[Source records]
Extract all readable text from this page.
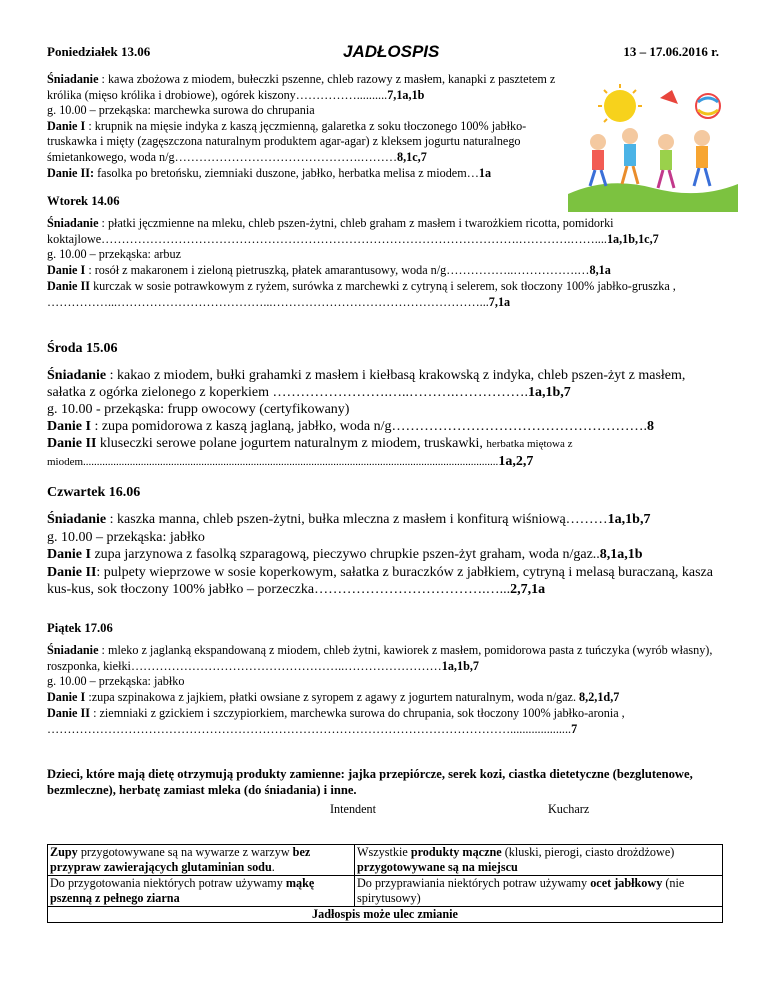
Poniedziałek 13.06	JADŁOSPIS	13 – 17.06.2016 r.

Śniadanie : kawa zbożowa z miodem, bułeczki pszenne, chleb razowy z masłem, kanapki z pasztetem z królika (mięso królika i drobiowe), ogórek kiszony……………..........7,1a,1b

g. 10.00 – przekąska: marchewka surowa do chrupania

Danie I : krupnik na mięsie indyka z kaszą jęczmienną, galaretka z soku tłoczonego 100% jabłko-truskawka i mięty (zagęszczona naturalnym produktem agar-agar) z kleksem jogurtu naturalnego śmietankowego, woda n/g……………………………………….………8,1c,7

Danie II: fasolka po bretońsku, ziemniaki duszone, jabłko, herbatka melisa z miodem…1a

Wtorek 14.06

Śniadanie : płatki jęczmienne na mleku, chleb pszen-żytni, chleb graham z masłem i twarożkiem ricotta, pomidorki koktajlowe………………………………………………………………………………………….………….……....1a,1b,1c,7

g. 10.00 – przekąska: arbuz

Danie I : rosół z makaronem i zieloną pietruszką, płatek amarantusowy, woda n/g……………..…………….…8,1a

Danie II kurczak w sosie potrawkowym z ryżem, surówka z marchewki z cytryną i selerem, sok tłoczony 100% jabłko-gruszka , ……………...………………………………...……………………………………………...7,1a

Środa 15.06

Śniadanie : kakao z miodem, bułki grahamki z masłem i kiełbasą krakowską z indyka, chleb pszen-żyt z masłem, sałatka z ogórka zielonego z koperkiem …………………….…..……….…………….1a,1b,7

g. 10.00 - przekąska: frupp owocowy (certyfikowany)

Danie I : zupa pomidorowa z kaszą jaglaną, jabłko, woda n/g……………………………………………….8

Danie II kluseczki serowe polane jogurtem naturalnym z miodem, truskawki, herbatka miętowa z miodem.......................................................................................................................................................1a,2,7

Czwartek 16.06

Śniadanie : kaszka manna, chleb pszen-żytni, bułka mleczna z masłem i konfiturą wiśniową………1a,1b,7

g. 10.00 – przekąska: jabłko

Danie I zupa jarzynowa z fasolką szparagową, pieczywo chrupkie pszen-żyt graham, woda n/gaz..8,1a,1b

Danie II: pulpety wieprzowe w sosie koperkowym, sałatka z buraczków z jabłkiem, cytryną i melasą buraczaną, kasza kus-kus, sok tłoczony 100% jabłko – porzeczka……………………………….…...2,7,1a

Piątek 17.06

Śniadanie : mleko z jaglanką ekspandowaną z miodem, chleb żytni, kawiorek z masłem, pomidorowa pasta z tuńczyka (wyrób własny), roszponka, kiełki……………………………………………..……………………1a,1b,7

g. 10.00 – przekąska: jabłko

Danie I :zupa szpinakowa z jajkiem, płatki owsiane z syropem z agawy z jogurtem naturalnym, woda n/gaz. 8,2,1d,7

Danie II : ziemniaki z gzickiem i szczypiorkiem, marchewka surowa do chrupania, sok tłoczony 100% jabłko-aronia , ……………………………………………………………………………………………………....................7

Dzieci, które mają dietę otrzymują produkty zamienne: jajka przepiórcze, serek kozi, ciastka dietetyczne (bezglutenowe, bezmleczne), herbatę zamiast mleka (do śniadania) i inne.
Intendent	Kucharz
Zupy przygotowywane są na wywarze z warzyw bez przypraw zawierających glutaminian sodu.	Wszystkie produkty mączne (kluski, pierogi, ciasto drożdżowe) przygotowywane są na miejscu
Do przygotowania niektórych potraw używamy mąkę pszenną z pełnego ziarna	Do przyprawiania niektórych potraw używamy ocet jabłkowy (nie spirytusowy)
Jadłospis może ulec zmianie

==

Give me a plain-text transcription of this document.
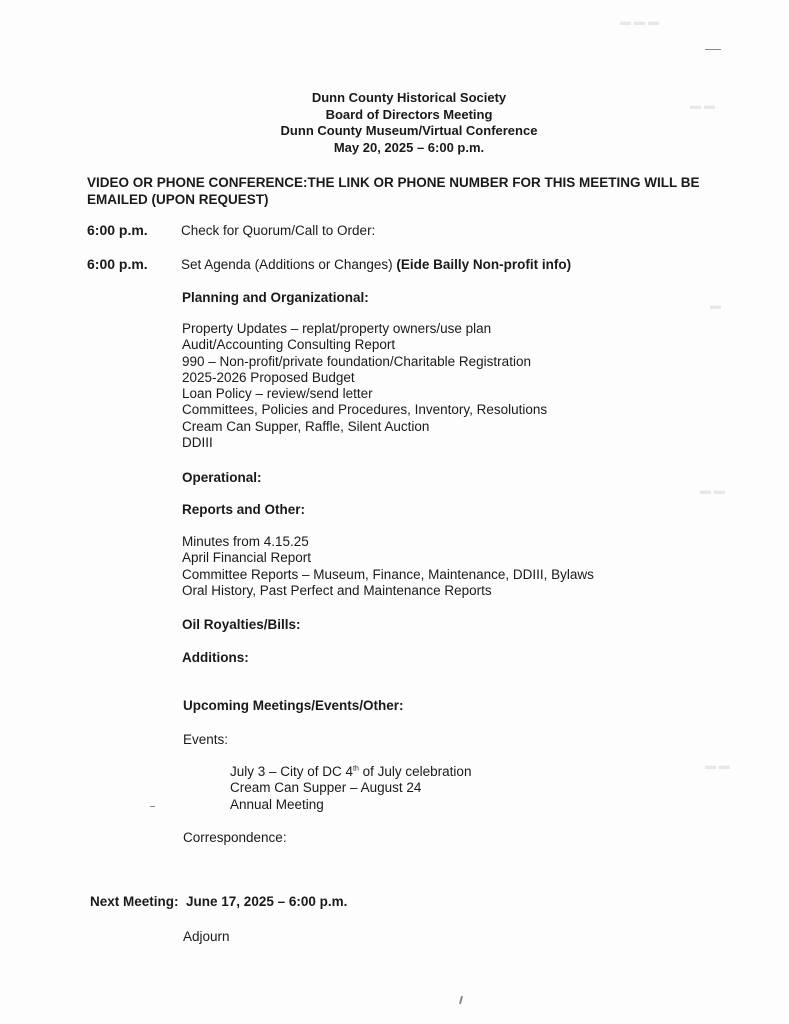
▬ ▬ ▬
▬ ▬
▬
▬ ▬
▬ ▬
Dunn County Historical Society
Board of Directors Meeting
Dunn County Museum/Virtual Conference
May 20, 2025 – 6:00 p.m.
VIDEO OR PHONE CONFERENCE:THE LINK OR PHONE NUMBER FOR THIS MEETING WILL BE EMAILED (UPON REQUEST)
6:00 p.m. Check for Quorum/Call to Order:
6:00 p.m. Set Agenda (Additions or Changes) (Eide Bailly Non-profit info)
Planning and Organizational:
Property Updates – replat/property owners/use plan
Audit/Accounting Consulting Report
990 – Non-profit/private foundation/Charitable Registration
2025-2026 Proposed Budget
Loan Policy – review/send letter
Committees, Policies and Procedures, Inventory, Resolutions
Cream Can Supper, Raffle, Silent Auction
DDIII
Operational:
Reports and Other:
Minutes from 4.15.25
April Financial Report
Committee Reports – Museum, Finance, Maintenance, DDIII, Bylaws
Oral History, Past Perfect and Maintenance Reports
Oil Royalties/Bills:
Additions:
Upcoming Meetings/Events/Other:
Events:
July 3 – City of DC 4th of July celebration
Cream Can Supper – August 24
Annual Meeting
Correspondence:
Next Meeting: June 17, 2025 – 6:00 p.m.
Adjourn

...

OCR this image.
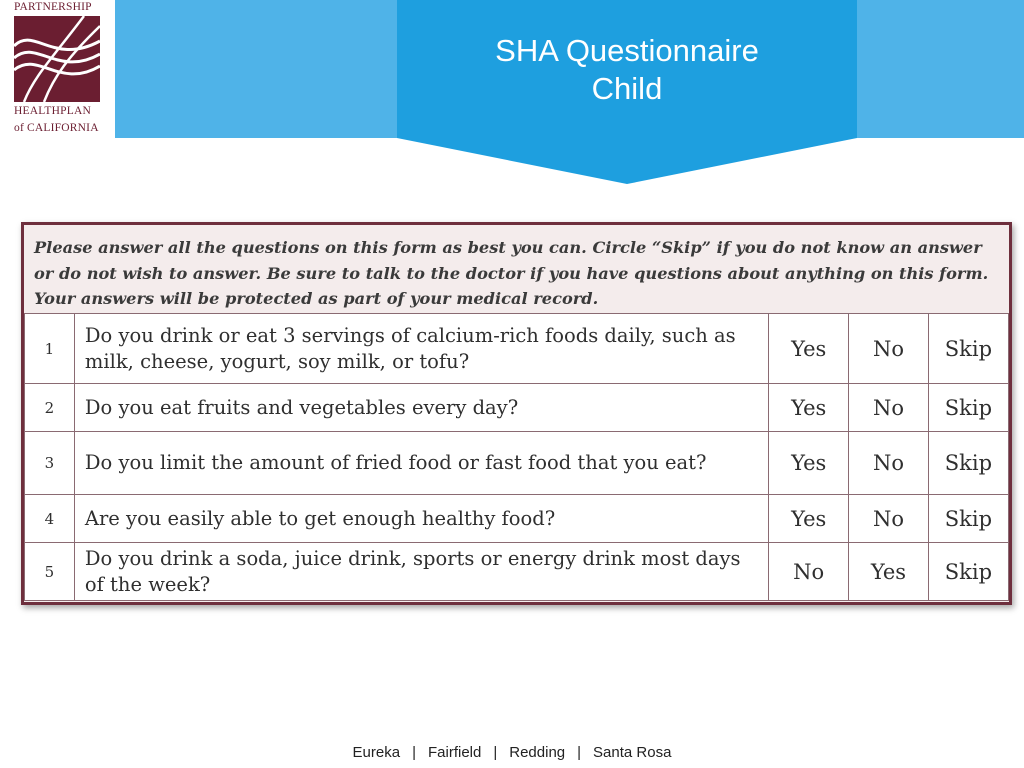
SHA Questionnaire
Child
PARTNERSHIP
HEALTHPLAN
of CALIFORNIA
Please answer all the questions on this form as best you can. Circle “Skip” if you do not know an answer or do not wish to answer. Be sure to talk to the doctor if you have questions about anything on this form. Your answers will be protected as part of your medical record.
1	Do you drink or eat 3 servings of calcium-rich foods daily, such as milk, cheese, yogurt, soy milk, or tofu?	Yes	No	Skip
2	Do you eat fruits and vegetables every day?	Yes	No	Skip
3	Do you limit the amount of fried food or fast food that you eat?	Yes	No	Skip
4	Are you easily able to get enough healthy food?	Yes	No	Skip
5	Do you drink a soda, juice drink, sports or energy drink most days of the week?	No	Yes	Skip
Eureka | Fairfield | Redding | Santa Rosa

* Set task: Across the material above, how many lines include the string "Skip"? Only the number is wanted.

* Solved problem: 6